== What the exercise asks ==
State how many lines of the entries below hold the word "Class"; reply with nothing but the number.

[Stored items]
>> BEGIN
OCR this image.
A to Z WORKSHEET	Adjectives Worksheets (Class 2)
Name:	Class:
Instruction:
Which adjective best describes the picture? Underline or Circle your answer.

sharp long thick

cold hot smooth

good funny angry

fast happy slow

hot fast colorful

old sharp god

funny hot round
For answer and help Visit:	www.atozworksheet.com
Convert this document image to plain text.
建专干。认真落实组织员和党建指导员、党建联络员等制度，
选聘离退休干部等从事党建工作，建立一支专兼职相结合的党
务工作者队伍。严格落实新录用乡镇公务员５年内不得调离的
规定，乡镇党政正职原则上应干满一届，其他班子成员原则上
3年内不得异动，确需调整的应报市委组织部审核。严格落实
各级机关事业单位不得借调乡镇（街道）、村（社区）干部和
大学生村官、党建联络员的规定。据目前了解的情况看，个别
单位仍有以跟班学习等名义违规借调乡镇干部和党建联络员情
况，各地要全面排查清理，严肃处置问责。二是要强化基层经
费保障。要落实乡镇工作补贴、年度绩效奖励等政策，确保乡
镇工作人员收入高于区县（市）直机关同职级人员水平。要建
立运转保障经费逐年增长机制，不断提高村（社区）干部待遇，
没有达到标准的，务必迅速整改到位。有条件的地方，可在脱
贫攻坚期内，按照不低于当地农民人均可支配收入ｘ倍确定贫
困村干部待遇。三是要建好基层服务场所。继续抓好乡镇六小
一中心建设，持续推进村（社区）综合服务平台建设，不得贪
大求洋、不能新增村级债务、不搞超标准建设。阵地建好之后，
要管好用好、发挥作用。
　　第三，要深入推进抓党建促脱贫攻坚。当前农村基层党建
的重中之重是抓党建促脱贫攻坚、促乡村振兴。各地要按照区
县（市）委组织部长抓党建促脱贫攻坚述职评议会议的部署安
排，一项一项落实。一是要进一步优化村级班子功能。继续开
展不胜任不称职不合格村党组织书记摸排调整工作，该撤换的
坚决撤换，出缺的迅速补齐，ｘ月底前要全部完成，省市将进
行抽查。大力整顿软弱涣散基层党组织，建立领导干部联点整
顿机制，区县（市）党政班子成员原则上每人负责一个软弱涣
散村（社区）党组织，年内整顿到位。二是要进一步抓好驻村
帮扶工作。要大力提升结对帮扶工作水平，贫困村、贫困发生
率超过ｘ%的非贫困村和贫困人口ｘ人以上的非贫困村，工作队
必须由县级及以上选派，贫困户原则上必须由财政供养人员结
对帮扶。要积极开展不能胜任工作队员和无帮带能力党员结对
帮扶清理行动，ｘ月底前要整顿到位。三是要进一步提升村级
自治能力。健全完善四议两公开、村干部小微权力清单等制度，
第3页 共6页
>> END
== Written response ==
2